Instructions for the task ::
Omit every picture and return the rest of the data unaltered.

Exercise inputs ::
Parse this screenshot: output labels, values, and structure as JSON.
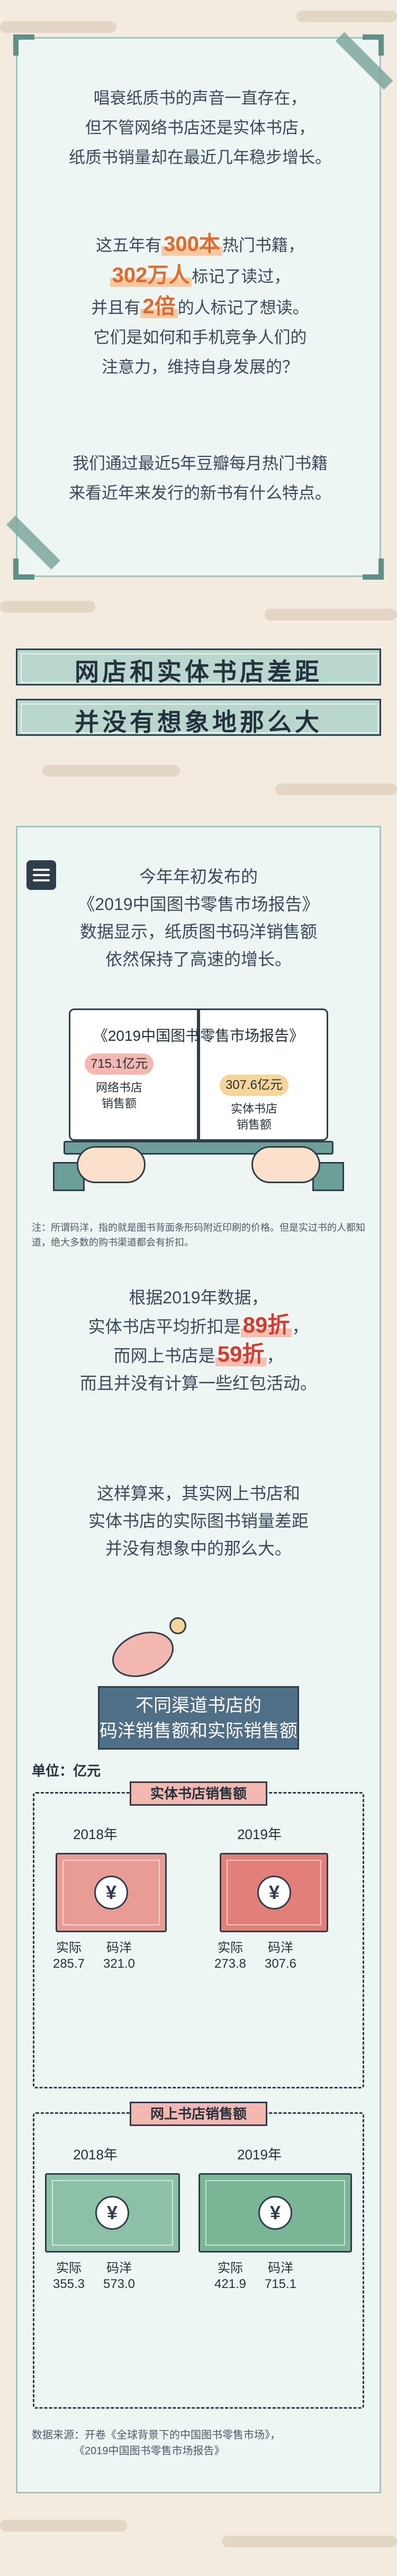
{
  "intro": {
    "line1": "唱衰纸质书的声音一直存在，",
    "line2": "但不管网络书店还是实体书店，",
    "line3": "纸质书销量却在最近几年稳步增长。",
    "stat1_pre": "这五年有",
    "stat1_hl": "300本",
    "stat1_post": "热门书籍，",
    "stat2_hl": "302万人",
    "stat2_post": "标记了读过，",
    "stat3_pre": "并且有",
    "stat3_hl": "2倍",
    "stat3_post": "的人标记了想读。",
    "q1": "它们是如何和手机竞争人们的",
    "q2": "注意力，维持自身发展的？",
    "p3_1": "我们通过最近5年豆瓣每月热门书籍",
    "p3_2": "来看近年来发行的新书有什么特点。"
  },
  "section_title": {
    "line1": "网店和实体书店差距",
    "line2": "并没有想象地那么大"
  },
  "report": {
    "l1": "今年年初发布的",
    "l2": "《2019中国图书零售市场报告》",
    "l3": "数据显示，纸质图书码洋销售额",
    "l4": "依然保持了高速的增长。",
    "book_title": "《2019中国图书零售市场报告》",
    "online_value": "715.1亿元",
    "online_label_1": "网络书店",
    "online_label_2": "销售额",
    "offline_value": "307.6亿元",
    "offline_label_1": "实体书店",
    "offline_label_2": "销售额"
  },
  "note": "注：所谓码洋，指的就是图书背面条形码附近印刷的价格。但是实过书的人都知道，绝大多数的购书渠道都会有折扣。",
  "discount": {
    "l1": "根据2019年数据，",
    "l2_pre": "实体书店平均折扣是",
    "l2_hl": "89折",
    "l2_post": "，",
    "l3_pre": "而网上书店是",
    "l3_hl": "59折",
    "l3_post": "，",
    "l4": "而且并没有计算一些红包活动。"
  },
  "conclusion": {
    "l1": "这样算来，其实网上书店和",
    "l2": "实体书店的实际图书销量差距",
    "l3": "并没有想象中的那么大。"
  },
  "banner": {
    "l1": "不同渠道书店的",
    "l2": "码洋销售额和实际销售额"
  },
  "unit": "单位：亿元",
  "offline_group": {
    "label": "实体书店销售额",
    "year_a": "2018年",
    "year_b": "2019年",
    "actual_label": "实际",
    "list_label": "码洋",
    "a_actual": "285.7",
    "a_list": "321.0",
    "b_actual": "273.8",
    "b_list": "307.6",
    "symbol": "¥"
  },
  "online_group": {
    "label": "网上书店销售额",
    "year_a": "2018年",
    "year_b": "2019年",
    "actual_label": "实际",
    "list_label": "码洋",
    "a_actual": "355.3",
    "a_list": "573.0",
    "b_actual": "421.9",
    "b_list": "715.1",
    "symbol": "¥"
  },
  "source": {
    "l1": "数据来源：开卷《全球背景下的中国图书零售市场》，",
    "l2": "《2019中国图书零售市场报告》"
  },
  "colors": {
    "accent_orange": "#e06a2c",
    "accent_red": "#d63c2e",
    "teal": "#6c9f97",
    "bill_red": "#e99b96",
    "bill_green": "#8cc1a7"
  }
}
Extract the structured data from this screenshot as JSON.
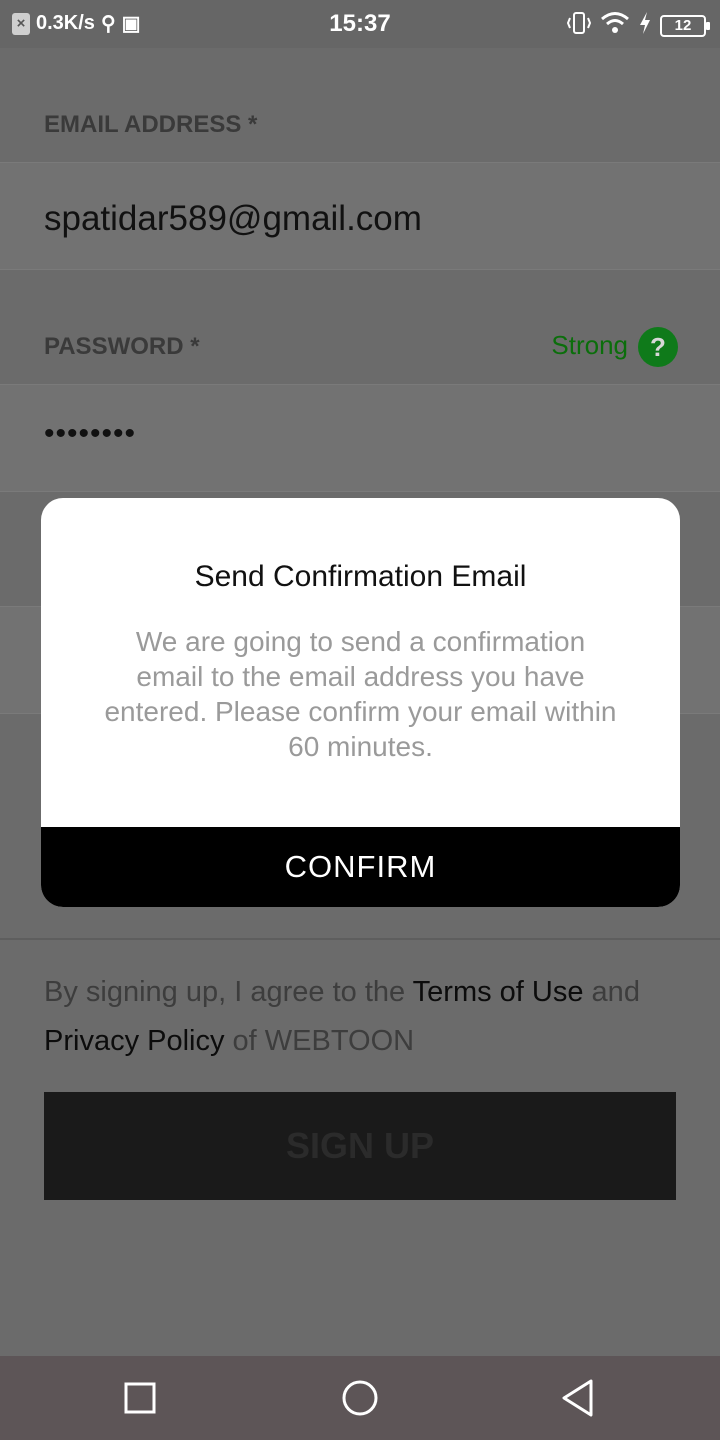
{
  "status_bar": {
    "speed": "0.3K/s",
    "time": "15:37",
    "battery": "12",
    "icons": [
      "close-x-icon",
      "usb-icon",
      "debug-icon",
      "vibrate-icon",
      "wifi-icon",
      "charging-icon",
      "battery-icon"
    ]
  },
  "form": {
    "email_label": "EMAIL ADDRESS *",
    "email_value": "spatidar589@gmail.com",
    "password_label": "PASSWORD *",
    "password_value": "••••••••",
    "strength": "Strong",
    "strength_color": "#0b6e0b",
    "help_icon": "?"
  },
  "terms": {
    "prefix": "By signing up, I agree to the ",
    "terms_link": "Terms of Use",
    "middle": " and ",
    "privacy_link": "Privacy Policy",
    "suffix": " of WEBTOON"
  },
  "signup_button": "SIGN UP",
  "dialog": {
    "title": "Send Confirmation Email",
    "message": "We are going to send a confirmation email to the email address you have entered. Please confirm your email within 60 minutes.",
    "confirm": "CONFIRM"
  },
  "nav_bar": {
    "icons": [
      "recent-apps-icon",
      "home-icon",
      "back-icon"
    ]
  }
}
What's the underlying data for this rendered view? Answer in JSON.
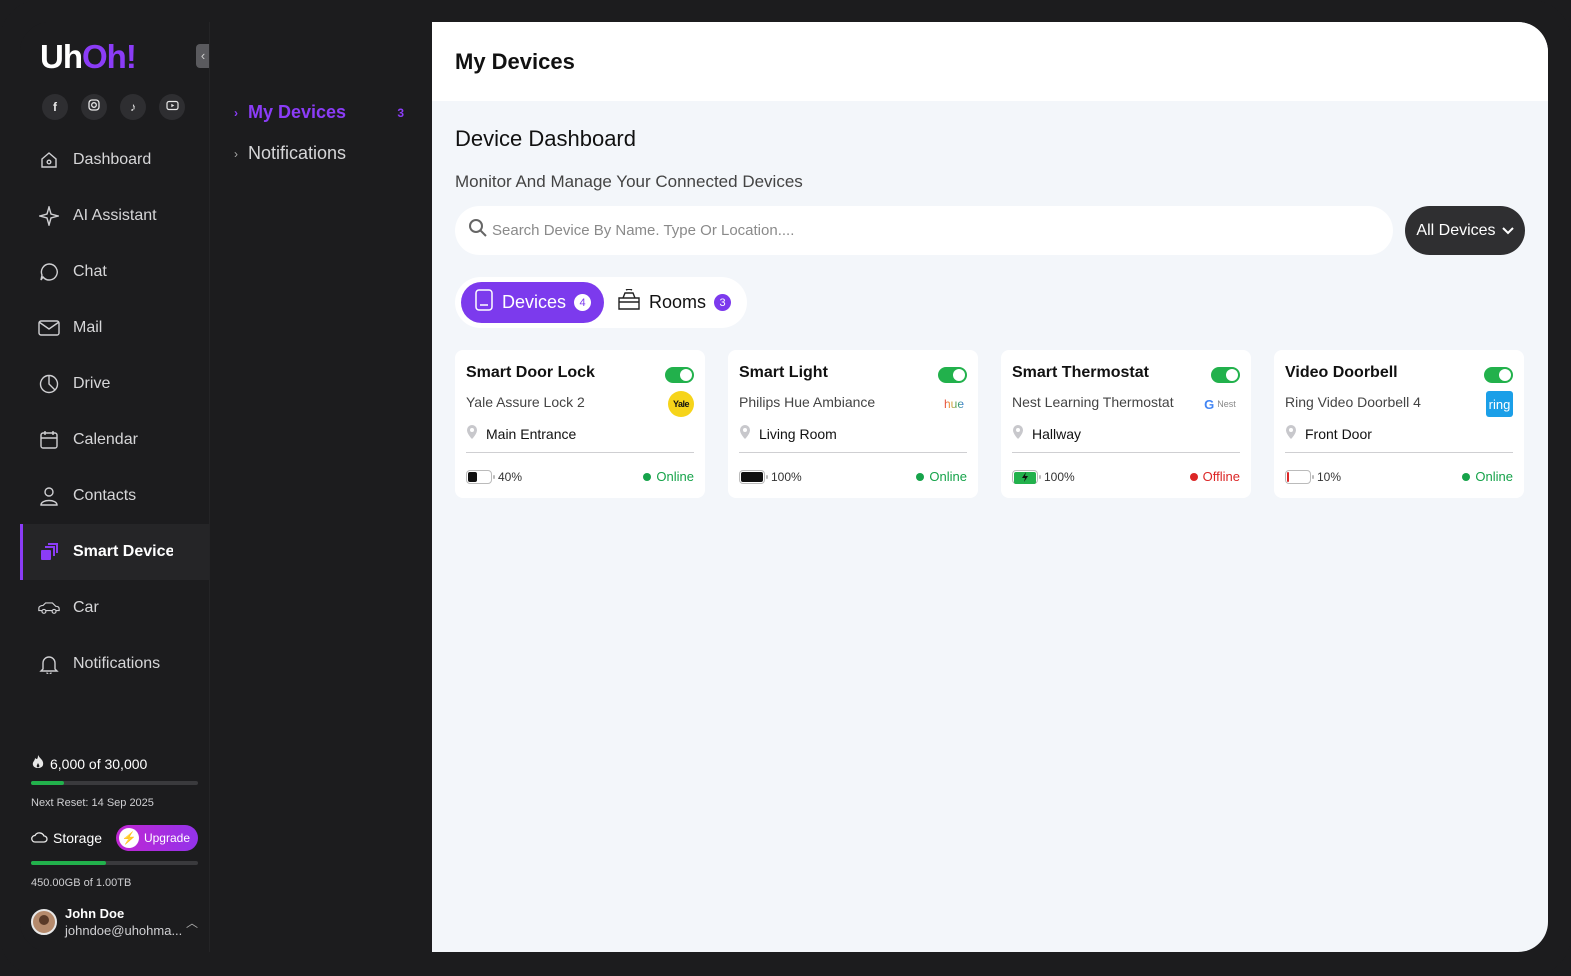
{
  "brand": {
    "logo_a": "Uh",
    "logo_b": "Oh!"
  },
  "socials": [
    "facebook-icon",
    "instagram-icon",
    "tiktok-icon",
    "youtube-icon"
  ],
  "sidebar": {
    "items": [
      {
        "label": "Dashboard",
        "icon": "home-icon"
      },
      {
        "label": "AI Assistant",
        "icon": "sparkle-icon"
      },
      {
        "label": "Chat",
        "icon": "chat-icon"
      },
      {
        "label": "Mail",
        "icon": "mail-icon"
      },
      {
        "label": "Drive",
        "icon": "pie-chart-icon"
      },
      {
        "label": "Calendar",
        "icon": "calendar-icon"
      },
      {
        "label": "Contacts",
        "icon": "user-icon"
      },
      {
        "label": "Smart Devices",
        "icon": "devices-icon",
        "active": true
      },
      {
        "label": "Car",
        "icon": "car-icon"
      },
      {
        "label": "Notifications",
        "icon": "bell-icon"
      }
    ]
  },
  "usage": {
    "text": "6,000 of 30,000",
    "fraction": 0.2,
    "reset": "Next Reset: 14 Sep 2025"
  },
  "storage": {
    "label": "Storage",
    "upgrade": "Upgrade",
    "fraction": 0.45,
    "text": "450.00GB of 1.00TB"
  },
  "user": {
    "name": "John Doe",
    "email": "johndoe@uhohma..."
  },
  "subnav": {
    "items": [
      {
        "label": "My Devices",
        "count": "3",
        "active": true
      },
      {
        "label": "Notifications",
        "count": ""
      }
    ]
  },
  "header": {
    "title": "My Devices"
  },
  "dashboard": {
    "title": "Device Dashboard",
    "subtitle": "Monitor And Manage Your Connected Devices",
    "search_placeholder": "Search Device By Name. Type Or Location....",
    "filter_label": "All Devices"
  },
  "tabs": [
    {
      "label": "Devices",
      "count": "4",
      "active": true
    },
    {
      "label": "Rooms",
      "count": "3"
    }
  ],
  "devices": [
    {
      "name": "Smart Door Lock",
      "model": "Yale Assure Lock 2",
      "brand": "Yale",
      "location": "Main Entrance",
      "battery": "40%",
      "battery_level": 0.4,
      "status": "Online",
      "status_color": "#16a34a",
      "battery_color": "#111111"
    },
    {
      "name": "Smart Light",
      "model": "Philips Hue Ambiance",
      "brand": "hue",
      "location": "Living Room",
      "battery": "100%",
      "battery_level": 1.0,
      "status": "Online",
      "status_color": "#16a34a",
      "battery_color": "#111111"
    },
    {
      "name": "Smart Thermostat",
      "model": "Nest Learning Thermostat",
      "brand": "Nest",
      "location": "Hallway",
      "battery": "100%",
      "battery_level": 1.0,
      "status": "Offline",
      "status_color": "#dc2626",
      "battery_color": "#22b14c"
    },
    {
      "name": "Video Doorbell",
      "model": "Ring Video Doorbell 4",
      "brand": "ring",
      "location": "Front Door",
      "battery": "10%",
      "battery_level": 0.1,
      "status": "Online",
      "status_color": "#16a34a",
      "battery_color": "#dc2626"
    }
  ]
}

Solved exercise ::
Parse this screenshot: output labels, values, and structure as JSON.
{
  "intro": {
    "line1": "唱衰纸质书的声音一直存在，",
    "line2": "但不管网络书店还是实体书店，",
    "line3": "纸质书销量却在最近几年稳步增长。",
    "stat1_pre": "这五年有",
    "stat1_hl": "300本",
    "stat1_post": "热门书籍，",
    "stat2_hl": "302万人",
    "stat2_post": "标记了读过，",
    "stat3_pre": "并且有",
    "stat3_hl": "2倍",
    "stat3_post": "的人标记了想读。",
    "q1": "它们是如何和手机竞争人们的",
    "q2": "注意力，维持自身发展的？",
    "p3_1": "我们通过最近5年豆瓣每月热门书籍",
    "p3_2": "来看近年来发行的新书有什么特点。"
  },
  "section_title": {
    "line1": "网店和实体书店差距",
    "line2": "并没有想象地那么大"
  },
  "report": {
    "l1": "今年年初发布的",
    "l2": "《2019中国图书零售市场报告》",
    "l3": "数据显示，纸质图书码洋销售额",
    "l4": "依然保持了高速的增长。",
    "book_title": "《2019中国图书零售市场报告》",
    "online_value": "715.1亿元",
    "online_label_1": "网络书店",
    "online_label_2": "销售额",
    "offline_value": "307.6亿元",
    "offline_label_1": "实体书店",
    "offline_label_2": "销售额"
  },
  "note": "注：所谓码洋，指的就是图书背面条形码附近印刷的价格。但是实过书的人都知道，绝大多数的购书渠道都会有折扣。",
  "discount": {
    "l1": "根据2019年数据，",
    "l2_pre": "实体书店平均折扣是",
    "l2_hl": "89折",
    "l2_post": "，",
    "l3_pre": "而网上书店是",
    "l3_hl": "59折",
    "l3_post": "，",
    "l4": "而且并没有计算一些红包活动。"
  },
  "conclusion": {
    "l1": "这样算来，其实网上书店和",
    "l2": "实体书店的实际图书销量差距",
    "l3": "并没有想象中的那么大。"
  },
  "banner": {
    "l1": "不同渠道书店的",
    "l2": "码洋销售额和实际销售额"
  },
  "unit": "单位：亿元",
  "offline_group": {
    "label": "实体书店销售额",
    "year_a": "2018年",
    "year_b": "2019年",
    "actual_label": "实际",
    "list_label": "码洋",
    "a_actual": "285.7",
    "a_list": "321.0",
    "b_actual": "273.8",
    "b_list": "307.6",
    "symbol": "¥"
  },
  "online_group": {
    "label": "网上书店销售额",
    "year_a": "2018年",
    "year_b": "2019年",
    "actual_label": "实际",
    "list_label": "码洋",
    "a_actual": "355.3",
    "a_list": "573.0",
    "b_actual": "421.9",
    "b_list": "715.1",
    "symbol": "¥"
  },
  "source": {
    "l1": "数据来源：开卷《全球背景下的中国图书零售市场》，",
    "l2": "《2019中国图书零售市场报告》"
  },
  "colors": {
    "accent_orange": "#e06a2c",
    "accent_red": "#d63c2e",
    "teal": "#6c9f97",
    "bill_red": "#e99b96",
    "bill_green": "#8cc1a7"
  }
}
Extract the structured data from this screenshot as JSON.
{
  "status_bar": {
    "speed": "0.3K/s",
    "time": "15:37",
    "battery": "12",
    "icons": [
      "close-x-icon",
      "usb-icon",
      "debug-icon",
      "vibrate-icon",
      "wifi-icon",
      "charging-icon",
      "battery-icon"
    ]
  },
  "form": {
    "email_label": "EMAIL ADDRESS *",
    "email_value": "spatidar589@gmail.com",
    "password_label": "PASSWORD *",
    "password_value": "••••••••",
    "strength": "Strong",
    "strength_color": "#0b6e0b",
    "help_icon": "?"
  },
  "terms": {
    "prefix": "By signing up, I agree to the ",
    "terms_link": "Terms of Use",
    "middle": " and ",
    "privacy_link": "Privacy Policy",
    "suffix": " of WEBTOON"
  },
  "signup_button": "SIGN UP",
  "dialog": {
    "title": "Send Confirmation Email",
    "message": "We are going to send a confirmation email to the email address you have entered. Please confirm your email within 60 minutes.",
    "confirm": "CONFIRM"
  },
  "nav_bar": {
    "icons": [
      "recent-apps-icon",
      "home-icon",
      "back-icon"
    ]
  }
}
What's the underlying data for this rendered view? Answer in JSON.
{
  "brand": {
    "logo_a": "Uh",
    "logo_b": "Oh!"
  },
  "socials": [
    "facebook-icon",
    "instagram-icon",
    "tiktok-icon",
    "youtube-icon"
  ],
  "sidebar": {
    "items": [
      {
        "label": "Dashboard",
        "icon": "home-icon"
      },
      {
        "label": "AI Assistant",
        "icon": "sparkle-icon"
      },
      {
        "label": "Chat",
        "icon": "chat-icon"
      },
      {
        "label": "Mail",
        "icon": "mail-icon"
      },
      {
        "label": "Drive",
        "icon": "pie-chart-icon"
      },
      {
        "label": "Calendar",
        "icon": "calendar-icon"
      },
      {
        "label": "Contacts",
        "icon": "user-icon"
      },
      {
        "label": "Smart Devices",
        "icon": "devices-icon",
        "active": true
      },
      {
        "label": "Car",
        "icon": "car-icon"
      },
      {
        "label": "Notifications",
        "icon": "bell-icon"
      }
    ]
  },
  "usage": {
    "text": "6,000 of 30,000",
    "fraction": 0.2,
    "reset": "Next Reset: 14 Sep 2025"
  },
  "storage": {
    "label": "Storage",
    "upgrade": "Upgrade",
    "fraction": 0.45,
    "text": "450.00GB of 1.00TB"
  },
  "user": {
    "name": "John Doe",
    "email": "johndoe@uhohma..."
  },
  "subnav": {
    "items": [
      {
        "label": "My Devices",
        "count": "3",
        "active": true
      },
      {
        "label": "Notifications",
        "count": ""
      }
    ]
  },
  "header": {
    "title": "My Devices"
  },
  "dashboard": {
    "title": "Device Dashboard",
    "subtitle": "Monitor And Manage Your Connected Devices",
    "search_placeholder": "Search Device By Name. Type Or Location....",
    "filter_label": "All Devices"
  },
  "tabs": [
    {
      "label": "Devices",
      "count": "4",
      "active": true
    },
    {
      "label": "Rooms",
      "count": "3"
    }
  ],
  "devices": [
    {
      "name": "Smart Door Lock",
      "model": "Yale Assure Lock 2",
      "brand": "Yale",
      "location": "Main Entrance",
      "battery": "40%",
      "battery_level": 0.4,
      "status": "Online",
      "status_color": "#16a34a",
      "battery_color": "#111111"
    },
    {
      "name": "Smart Light",
      "model": "Philips Hue Ambiance",
      "brand": "hue",
      "location": "Living Room",
      "battery": "100%",
      "battery_level": 1.0,
      "status": "Online",
      "status_color": "#16a34a",
      "battery_color": "#111111"
    },
    {
      "name": "Smart Thermostat",
      "model": "Nest Learning Thermostat",
      "brand": "Nest",
      "location": "Hallway",
      "battery": "100%",
      "battery_level": 1.0,
      "status": "Offline",
      "status_color": "#dc2626",
      "battery_color": "#22b14c"
    },
    {
      "name": "Video Doorbell",
      "model": "Ring Video Doorbell 4",
      "brand": "ring",
      "location": "Front Door",
      "battery": "10%",
      "battery_level": 0.1,
      "status": "Online",
      "status_color": "#16a34a",
      "battery_color": "#dc2626"
    }
  ]
}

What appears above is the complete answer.